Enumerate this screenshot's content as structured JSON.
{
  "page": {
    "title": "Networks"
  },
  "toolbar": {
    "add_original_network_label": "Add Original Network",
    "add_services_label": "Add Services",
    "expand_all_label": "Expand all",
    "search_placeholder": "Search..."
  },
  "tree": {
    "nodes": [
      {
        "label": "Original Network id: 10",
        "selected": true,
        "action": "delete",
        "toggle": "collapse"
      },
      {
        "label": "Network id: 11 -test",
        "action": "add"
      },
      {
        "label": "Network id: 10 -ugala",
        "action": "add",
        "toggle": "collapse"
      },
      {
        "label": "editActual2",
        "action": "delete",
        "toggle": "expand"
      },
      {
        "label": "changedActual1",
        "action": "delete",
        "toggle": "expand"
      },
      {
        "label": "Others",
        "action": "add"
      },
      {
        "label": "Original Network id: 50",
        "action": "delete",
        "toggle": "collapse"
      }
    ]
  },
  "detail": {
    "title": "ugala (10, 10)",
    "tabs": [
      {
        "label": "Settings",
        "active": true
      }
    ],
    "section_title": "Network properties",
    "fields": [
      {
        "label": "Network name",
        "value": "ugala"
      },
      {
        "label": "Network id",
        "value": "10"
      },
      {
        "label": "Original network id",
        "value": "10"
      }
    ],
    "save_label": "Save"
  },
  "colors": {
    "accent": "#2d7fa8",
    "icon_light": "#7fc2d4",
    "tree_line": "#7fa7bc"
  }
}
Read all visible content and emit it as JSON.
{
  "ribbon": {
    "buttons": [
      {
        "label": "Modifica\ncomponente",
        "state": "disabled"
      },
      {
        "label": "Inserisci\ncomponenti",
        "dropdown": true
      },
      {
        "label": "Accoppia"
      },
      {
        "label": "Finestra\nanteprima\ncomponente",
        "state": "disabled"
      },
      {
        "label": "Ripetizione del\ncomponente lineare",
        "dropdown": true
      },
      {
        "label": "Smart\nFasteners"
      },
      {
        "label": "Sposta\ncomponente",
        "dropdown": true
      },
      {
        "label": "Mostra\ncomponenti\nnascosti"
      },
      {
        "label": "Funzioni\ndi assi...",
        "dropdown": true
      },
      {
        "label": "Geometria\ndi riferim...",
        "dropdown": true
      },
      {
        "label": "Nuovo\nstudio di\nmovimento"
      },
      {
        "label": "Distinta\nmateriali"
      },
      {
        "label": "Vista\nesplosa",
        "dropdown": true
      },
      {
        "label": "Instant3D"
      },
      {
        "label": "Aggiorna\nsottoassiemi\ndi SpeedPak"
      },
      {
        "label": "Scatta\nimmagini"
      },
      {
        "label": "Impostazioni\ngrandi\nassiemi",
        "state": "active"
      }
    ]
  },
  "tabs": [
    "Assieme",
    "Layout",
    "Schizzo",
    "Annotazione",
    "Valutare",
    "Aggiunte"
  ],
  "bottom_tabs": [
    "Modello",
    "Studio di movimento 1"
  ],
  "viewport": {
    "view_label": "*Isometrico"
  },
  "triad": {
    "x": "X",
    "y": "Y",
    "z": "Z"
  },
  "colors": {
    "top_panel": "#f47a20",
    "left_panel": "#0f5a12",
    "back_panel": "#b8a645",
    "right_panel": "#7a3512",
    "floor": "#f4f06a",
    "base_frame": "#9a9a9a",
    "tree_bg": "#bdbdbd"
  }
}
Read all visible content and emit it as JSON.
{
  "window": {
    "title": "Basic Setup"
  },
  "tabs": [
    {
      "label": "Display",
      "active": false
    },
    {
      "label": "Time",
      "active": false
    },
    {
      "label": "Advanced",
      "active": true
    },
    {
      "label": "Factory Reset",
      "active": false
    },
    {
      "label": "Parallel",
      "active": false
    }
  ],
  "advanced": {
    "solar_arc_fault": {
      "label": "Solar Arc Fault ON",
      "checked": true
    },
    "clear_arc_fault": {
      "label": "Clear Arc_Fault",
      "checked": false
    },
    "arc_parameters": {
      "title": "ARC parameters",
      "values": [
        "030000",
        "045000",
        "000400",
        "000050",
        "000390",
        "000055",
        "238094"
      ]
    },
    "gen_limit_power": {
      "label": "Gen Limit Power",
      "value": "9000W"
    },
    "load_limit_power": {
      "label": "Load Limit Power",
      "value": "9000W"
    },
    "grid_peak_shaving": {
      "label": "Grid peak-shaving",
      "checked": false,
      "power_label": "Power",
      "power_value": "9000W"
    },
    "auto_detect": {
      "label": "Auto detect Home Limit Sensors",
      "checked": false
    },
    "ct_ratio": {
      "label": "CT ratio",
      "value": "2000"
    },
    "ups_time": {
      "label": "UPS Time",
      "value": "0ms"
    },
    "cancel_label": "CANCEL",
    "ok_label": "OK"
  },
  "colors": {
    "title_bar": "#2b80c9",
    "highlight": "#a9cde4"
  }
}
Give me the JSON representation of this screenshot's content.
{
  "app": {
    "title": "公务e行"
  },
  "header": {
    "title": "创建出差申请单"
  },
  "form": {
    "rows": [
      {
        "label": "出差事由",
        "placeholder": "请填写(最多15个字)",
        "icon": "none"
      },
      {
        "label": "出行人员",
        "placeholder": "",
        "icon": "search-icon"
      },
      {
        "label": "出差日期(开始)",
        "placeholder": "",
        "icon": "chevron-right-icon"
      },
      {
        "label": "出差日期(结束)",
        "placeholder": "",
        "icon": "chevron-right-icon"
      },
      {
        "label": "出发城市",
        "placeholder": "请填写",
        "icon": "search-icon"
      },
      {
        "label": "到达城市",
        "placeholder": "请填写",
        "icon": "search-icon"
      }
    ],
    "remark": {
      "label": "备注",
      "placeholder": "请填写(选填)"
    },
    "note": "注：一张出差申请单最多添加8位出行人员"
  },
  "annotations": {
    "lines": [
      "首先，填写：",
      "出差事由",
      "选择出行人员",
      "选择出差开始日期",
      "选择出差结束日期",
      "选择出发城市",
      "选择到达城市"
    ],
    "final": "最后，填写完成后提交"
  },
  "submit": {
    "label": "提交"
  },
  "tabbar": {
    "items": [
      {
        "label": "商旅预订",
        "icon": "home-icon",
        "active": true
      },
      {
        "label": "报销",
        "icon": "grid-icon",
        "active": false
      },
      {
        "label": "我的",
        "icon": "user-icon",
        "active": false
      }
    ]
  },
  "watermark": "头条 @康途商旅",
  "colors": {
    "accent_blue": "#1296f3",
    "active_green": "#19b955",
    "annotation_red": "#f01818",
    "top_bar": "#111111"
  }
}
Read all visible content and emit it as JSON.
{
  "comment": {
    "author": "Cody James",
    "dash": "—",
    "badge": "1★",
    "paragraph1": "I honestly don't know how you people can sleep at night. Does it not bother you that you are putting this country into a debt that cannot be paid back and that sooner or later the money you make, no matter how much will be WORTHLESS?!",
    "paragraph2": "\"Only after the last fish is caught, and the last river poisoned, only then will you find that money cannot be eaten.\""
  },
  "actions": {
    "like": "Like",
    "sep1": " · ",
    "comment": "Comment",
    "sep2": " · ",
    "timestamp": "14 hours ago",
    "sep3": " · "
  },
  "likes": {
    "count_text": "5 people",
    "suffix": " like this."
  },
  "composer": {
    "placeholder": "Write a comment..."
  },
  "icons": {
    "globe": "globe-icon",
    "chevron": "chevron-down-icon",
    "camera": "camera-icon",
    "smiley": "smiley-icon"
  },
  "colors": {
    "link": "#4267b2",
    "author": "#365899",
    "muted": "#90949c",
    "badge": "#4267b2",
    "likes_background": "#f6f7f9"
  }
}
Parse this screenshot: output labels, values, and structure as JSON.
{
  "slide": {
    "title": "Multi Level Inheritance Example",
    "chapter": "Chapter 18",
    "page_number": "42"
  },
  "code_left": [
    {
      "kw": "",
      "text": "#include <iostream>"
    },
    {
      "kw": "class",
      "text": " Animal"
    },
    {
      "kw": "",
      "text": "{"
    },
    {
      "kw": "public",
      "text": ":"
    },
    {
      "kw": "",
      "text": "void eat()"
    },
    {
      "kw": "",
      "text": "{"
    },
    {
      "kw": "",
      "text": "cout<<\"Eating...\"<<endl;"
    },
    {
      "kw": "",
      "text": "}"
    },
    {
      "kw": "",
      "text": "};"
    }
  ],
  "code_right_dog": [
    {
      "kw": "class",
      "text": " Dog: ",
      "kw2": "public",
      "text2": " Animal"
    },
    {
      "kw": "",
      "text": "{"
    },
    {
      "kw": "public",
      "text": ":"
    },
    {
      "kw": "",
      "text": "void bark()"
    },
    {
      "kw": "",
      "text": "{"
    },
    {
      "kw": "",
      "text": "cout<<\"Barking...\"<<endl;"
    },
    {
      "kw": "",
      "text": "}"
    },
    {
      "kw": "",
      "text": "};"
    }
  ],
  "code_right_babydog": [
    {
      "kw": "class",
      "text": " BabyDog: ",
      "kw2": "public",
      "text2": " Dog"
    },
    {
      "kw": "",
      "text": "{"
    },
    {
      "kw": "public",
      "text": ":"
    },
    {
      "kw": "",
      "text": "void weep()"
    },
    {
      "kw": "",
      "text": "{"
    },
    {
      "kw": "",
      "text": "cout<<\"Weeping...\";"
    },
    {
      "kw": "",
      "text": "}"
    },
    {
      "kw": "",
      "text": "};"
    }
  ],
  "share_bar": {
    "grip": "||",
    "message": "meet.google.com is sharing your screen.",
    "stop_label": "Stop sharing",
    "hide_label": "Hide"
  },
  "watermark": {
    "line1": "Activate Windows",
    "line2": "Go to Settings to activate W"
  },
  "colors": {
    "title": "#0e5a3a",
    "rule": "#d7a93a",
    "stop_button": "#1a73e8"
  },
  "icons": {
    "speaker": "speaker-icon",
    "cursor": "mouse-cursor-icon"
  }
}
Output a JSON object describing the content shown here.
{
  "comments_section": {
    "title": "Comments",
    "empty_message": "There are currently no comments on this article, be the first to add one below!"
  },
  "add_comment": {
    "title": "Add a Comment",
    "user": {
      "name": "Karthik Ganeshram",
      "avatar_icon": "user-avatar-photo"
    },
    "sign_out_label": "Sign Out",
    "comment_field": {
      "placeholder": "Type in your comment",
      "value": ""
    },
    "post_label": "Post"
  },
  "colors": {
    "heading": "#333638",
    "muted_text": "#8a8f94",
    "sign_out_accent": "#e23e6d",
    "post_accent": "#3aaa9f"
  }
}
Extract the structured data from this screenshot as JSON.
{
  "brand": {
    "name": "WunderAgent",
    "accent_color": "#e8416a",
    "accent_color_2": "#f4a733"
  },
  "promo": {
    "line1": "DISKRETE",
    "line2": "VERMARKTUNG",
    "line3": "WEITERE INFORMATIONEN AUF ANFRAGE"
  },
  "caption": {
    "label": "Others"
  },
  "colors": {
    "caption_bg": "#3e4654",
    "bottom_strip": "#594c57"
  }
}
──────────
### Exercise description
Transcribe exactly, and only, the lines from the one bearing "Output a JSON" through the last line of the entries, counting both.

### Solved exercise
Output a JSON object describing the content shown here.
{
  "comments_section": {
    "title": "Comments",
    "empty_message": "There are currently no comments on this article, be the first to add one below!"
  },
  "add_comment": {
    "title": "Add a Comment",
    "user": {
      "name": "Karthik Ganeshram",
      "avatar_icon": "user-avatar-photo"
    },
    "sign_out_label": "Sign Out",
    "comment_field": {
      "placeholder": "Type in your comment",
      "value": ""
    },
    "post_label": "Post"
  },
  "colors": {
    "heading": "#333638",
    "muted_text": "#8a8f94",
    "sign_out_accent": "#e23e6d",
    "post_accent": "#3aaa9f"
  }
}
Extract the structured data from this screenshot as JSON.
{
  "brand": {
    "name": "WunderAgent",
    "accent_color": "#e8416a",
    "accent_color_2": "#f4a733"
  },
  "promo": {
    "line1": "DISKRETE",
    "line2": "VERMARKTUNG",
    "line3": "WEITERE INFORMATIONEN AUF ANFRAGE"
  },
  "caption": {
    "label": "Others"
  },
  "colors": {
    "caption_bg": "#3e4654",
    "bottom_strip": "#594c57"
  }
}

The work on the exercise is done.